[REQUEST] Pick out every line with the word "structured" and copy it.

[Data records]
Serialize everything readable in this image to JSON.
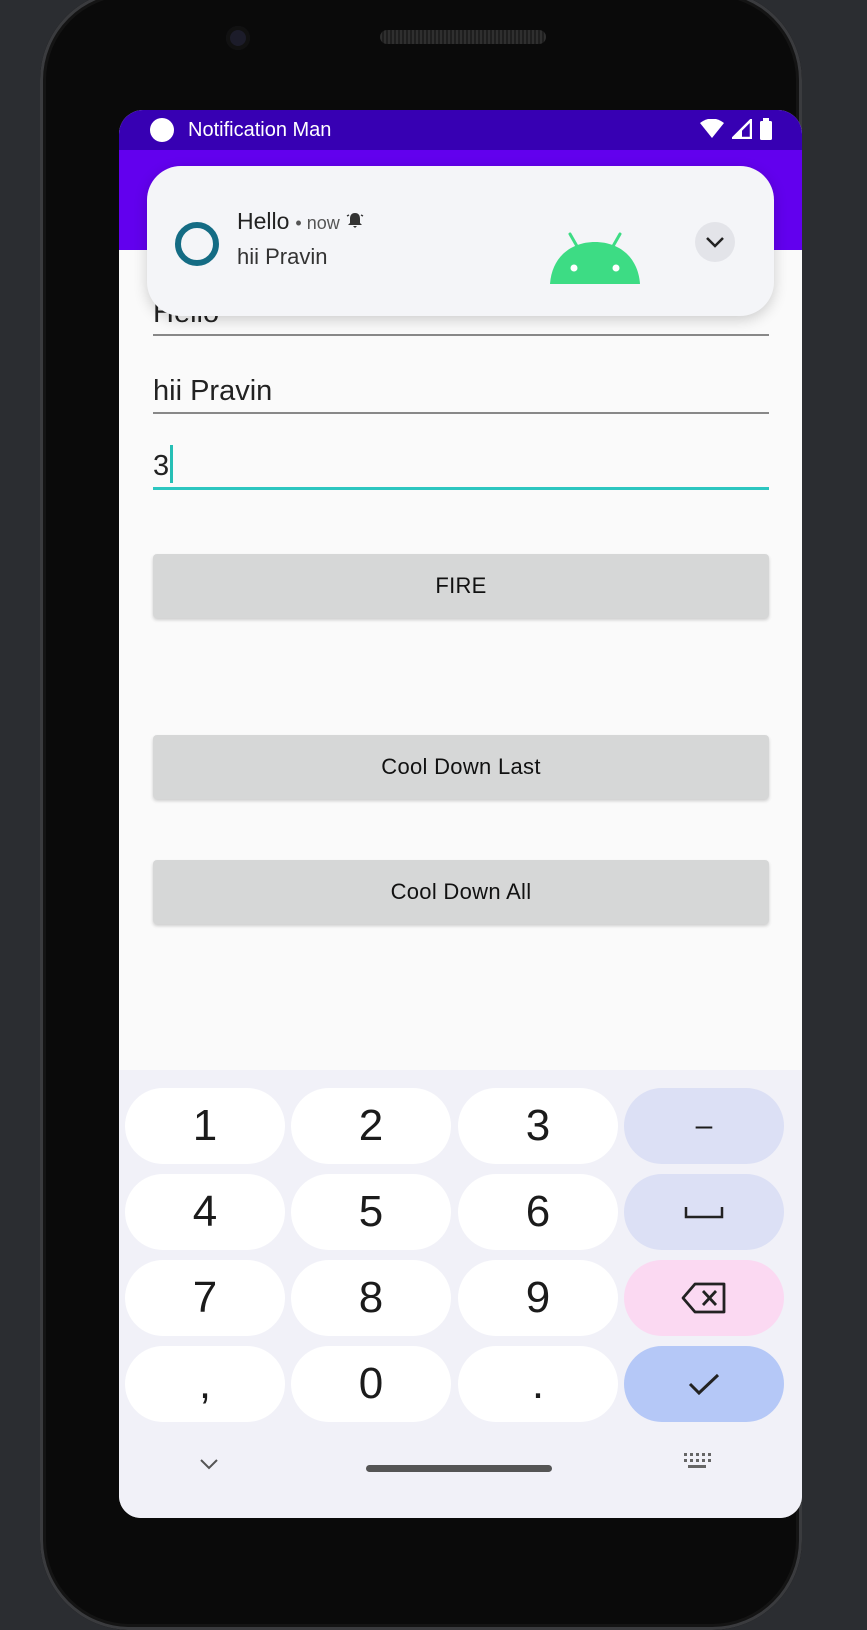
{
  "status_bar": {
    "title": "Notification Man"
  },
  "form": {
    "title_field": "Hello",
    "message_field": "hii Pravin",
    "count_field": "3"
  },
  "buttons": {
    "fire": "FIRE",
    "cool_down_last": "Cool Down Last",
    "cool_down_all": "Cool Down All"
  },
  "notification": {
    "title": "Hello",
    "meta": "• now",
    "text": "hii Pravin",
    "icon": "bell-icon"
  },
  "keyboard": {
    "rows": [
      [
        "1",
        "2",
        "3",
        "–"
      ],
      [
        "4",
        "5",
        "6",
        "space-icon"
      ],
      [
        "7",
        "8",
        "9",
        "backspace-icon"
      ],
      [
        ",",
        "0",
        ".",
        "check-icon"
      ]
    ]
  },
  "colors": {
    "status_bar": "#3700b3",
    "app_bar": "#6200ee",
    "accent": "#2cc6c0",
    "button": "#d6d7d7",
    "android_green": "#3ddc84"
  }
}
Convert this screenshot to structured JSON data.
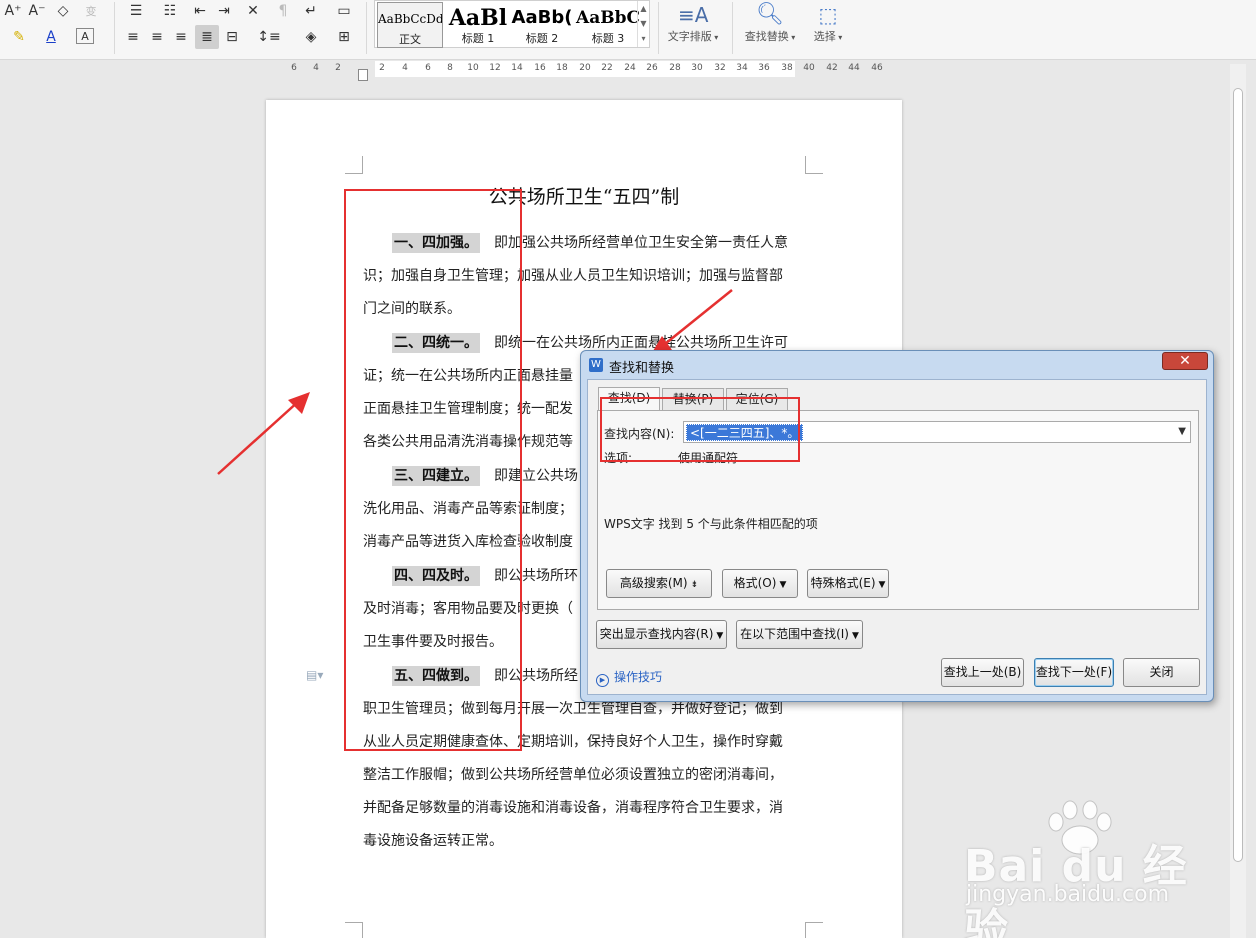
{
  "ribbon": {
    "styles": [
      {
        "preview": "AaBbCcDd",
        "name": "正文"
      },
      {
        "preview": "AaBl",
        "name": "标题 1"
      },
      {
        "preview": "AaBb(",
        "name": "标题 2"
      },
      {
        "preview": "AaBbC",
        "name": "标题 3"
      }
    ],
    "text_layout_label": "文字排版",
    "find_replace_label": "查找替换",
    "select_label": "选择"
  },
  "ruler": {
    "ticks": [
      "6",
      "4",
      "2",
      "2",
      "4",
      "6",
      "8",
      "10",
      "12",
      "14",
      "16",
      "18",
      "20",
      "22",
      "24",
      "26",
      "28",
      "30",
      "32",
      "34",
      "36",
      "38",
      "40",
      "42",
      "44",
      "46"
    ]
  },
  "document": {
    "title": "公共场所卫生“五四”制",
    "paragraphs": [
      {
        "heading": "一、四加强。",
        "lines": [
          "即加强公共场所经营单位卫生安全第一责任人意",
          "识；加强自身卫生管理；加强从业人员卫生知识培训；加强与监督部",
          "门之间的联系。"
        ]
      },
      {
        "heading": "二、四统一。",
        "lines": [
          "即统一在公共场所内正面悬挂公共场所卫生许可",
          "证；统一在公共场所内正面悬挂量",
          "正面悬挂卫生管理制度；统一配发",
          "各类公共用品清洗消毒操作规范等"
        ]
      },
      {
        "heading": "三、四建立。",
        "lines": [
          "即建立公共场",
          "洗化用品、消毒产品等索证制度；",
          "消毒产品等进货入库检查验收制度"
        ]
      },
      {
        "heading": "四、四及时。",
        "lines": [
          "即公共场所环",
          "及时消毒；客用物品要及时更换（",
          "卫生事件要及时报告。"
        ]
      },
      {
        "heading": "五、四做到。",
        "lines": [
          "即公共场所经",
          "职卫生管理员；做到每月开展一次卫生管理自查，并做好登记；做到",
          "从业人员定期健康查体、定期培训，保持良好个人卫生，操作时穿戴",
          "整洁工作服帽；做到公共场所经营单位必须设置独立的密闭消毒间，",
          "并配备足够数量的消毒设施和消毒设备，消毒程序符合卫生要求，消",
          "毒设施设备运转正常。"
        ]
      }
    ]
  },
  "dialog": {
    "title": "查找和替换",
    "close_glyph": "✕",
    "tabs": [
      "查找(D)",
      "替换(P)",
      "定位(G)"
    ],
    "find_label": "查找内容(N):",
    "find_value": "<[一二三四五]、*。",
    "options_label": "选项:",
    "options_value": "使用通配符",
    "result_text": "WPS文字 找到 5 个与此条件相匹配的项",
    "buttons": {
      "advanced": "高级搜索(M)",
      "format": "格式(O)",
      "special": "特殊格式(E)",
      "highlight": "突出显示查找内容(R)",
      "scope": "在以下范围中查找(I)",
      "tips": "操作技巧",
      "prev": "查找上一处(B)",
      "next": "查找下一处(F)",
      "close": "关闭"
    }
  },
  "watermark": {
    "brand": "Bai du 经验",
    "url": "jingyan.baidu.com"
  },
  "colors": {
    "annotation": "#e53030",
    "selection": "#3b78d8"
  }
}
---
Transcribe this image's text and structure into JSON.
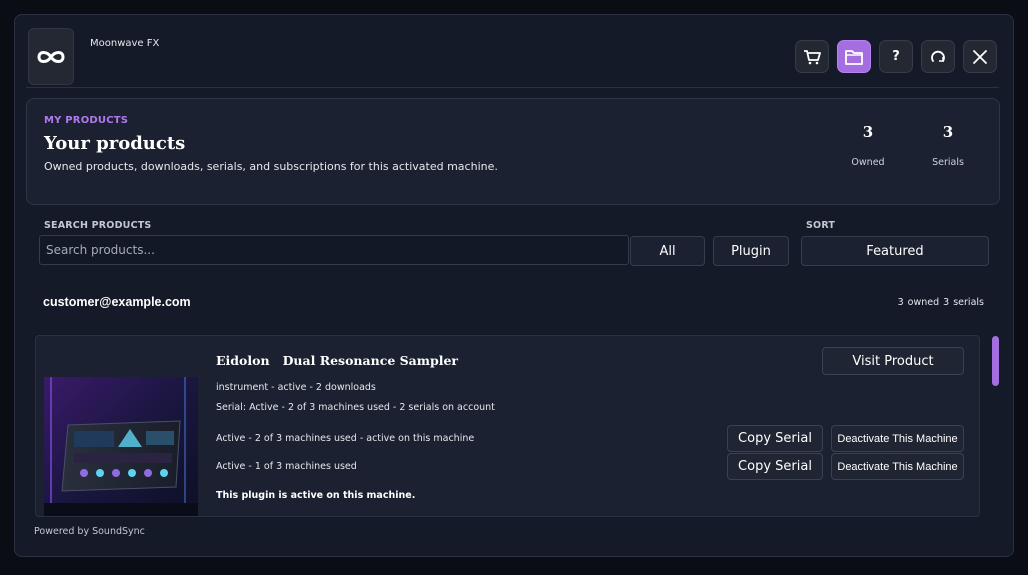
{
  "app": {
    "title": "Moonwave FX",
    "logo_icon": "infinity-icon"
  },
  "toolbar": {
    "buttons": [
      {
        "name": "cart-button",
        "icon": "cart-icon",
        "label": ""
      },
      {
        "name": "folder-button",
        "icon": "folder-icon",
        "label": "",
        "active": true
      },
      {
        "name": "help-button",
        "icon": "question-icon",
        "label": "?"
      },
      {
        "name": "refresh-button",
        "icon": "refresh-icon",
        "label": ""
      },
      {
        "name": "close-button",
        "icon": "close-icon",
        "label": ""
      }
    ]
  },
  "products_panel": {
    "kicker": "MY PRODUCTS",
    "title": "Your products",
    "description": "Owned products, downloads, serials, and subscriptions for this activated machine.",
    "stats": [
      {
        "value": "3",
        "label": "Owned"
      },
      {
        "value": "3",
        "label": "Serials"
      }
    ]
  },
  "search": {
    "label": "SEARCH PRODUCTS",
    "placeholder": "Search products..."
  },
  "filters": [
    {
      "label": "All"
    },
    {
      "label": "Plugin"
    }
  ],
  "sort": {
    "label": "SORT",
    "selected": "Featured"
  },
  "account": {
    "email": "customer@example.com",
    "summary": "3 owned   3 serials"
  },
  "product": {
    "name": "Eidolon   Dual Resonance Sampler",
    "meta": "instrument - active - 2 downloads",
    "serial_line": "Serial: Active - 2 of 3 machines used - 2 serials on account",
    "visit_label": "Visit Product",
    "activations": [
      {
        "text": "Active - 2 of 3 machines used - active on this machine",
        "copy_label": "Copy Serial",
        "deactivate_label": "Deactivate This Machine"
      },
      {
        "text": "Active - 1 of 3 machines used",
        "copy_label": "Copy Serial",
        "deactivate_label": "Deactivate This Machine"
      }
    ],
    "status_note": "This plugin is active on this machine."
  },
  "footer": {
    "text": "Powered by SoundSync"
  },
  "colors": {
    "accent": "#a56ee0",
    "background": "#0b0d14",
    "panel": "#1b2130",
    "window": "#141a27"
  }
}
==
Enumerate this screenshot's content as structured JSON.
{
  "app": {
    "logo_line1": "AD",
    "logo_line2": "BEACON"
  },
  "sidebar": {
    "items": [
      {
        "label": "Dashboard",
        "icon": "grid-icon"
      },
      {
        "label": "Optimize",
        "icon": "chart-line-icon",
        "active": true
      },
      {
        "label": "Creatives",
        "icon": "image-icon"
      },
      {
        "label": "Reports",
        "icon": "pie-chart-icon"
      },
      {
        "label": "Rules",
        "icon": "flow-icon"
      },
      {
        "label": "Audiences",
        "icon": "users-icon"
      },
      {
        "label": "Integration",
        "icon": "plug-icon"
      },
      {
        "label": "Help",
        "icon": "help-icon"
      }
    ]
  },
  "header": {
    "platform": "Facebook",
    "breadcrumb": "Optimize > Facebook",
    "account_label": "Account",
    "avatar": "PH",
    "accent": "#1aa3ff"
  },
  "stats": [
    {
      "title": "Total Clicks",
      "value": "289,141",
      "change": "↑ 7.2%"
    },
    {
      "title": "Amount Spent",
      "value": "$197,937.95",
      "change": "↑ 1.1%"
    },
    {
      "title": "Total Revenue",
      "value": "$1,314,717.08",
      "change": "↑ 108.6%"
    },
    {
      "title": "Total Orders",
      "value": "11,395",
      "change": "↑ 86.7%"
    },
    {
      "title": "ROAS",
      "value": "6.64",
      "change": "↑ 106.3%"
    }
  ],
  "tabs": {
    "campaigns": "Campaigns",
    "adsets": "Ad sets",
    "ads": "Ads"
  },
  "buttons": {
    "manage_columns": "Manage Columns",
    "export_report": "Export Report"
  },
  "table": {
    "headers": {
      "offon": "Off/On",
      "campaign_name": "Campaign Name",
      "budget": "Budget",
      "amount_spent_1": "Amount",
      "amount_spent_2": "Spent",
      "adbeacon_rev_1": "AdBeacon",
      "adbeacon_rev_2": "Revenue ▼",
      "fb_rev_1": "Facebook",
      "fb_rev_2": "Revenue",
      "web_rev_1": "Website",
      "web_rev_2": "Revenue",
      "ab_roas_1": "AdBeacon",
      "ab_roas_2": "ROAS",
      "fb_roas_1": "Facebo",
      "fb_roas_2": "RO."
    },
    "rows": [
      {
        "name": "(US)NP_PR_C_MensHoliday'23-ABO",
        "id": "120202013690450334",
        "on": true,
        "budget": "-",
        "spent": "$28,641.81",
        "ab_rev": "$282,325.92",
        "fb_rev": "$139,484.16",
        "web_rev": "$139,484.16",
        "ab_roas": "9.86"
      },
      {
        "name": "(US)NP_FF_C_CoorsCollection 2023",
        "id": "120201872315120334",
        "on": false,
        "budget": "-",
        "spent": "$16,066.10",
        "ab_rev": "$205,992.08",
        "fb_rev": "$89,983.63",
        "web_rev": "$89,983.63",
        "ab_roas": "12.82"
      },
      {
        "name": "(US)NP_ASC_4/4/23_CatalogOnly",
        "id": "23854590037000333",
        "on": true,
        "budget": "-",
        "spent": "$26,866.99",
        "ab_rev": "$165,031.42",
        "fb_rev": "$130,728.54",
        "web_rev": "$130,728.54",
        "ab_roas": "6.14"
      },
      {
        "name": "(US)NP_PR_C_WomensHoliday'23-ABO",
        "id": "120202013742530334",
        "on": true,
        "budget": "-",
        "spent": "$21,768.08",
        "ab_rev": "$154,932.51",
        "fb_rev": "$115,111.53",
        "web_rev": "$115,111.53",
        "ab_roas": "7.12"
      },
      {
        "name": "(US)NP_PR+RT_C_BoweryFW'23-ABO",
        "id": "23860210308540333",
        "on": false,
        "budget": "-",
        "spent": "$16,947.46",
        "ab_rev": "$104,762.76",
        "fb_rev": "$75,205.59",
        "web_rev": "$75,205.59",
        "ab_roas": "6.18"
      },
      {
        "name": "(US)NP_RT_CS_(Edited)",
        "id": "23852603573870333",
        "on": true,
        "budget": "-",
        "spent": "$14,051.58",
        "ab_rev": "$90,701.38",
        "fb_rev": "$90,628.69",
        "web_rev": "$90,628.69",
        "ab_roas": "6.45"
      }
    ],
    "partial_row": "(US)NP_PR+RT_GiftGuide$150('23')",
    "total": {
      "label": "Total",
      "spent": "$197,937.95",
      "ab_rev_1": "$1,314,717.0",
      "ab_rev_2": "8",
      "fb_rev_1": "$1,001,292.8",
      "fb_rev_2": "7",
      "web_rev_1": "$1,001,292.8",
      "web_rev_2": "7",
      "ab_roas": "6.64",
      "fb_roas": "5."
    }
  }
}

[WRITTEN SOLUTION]
Convert this screenshot to structured JSON data.
Enumerate this screenshot's content as structured JSON.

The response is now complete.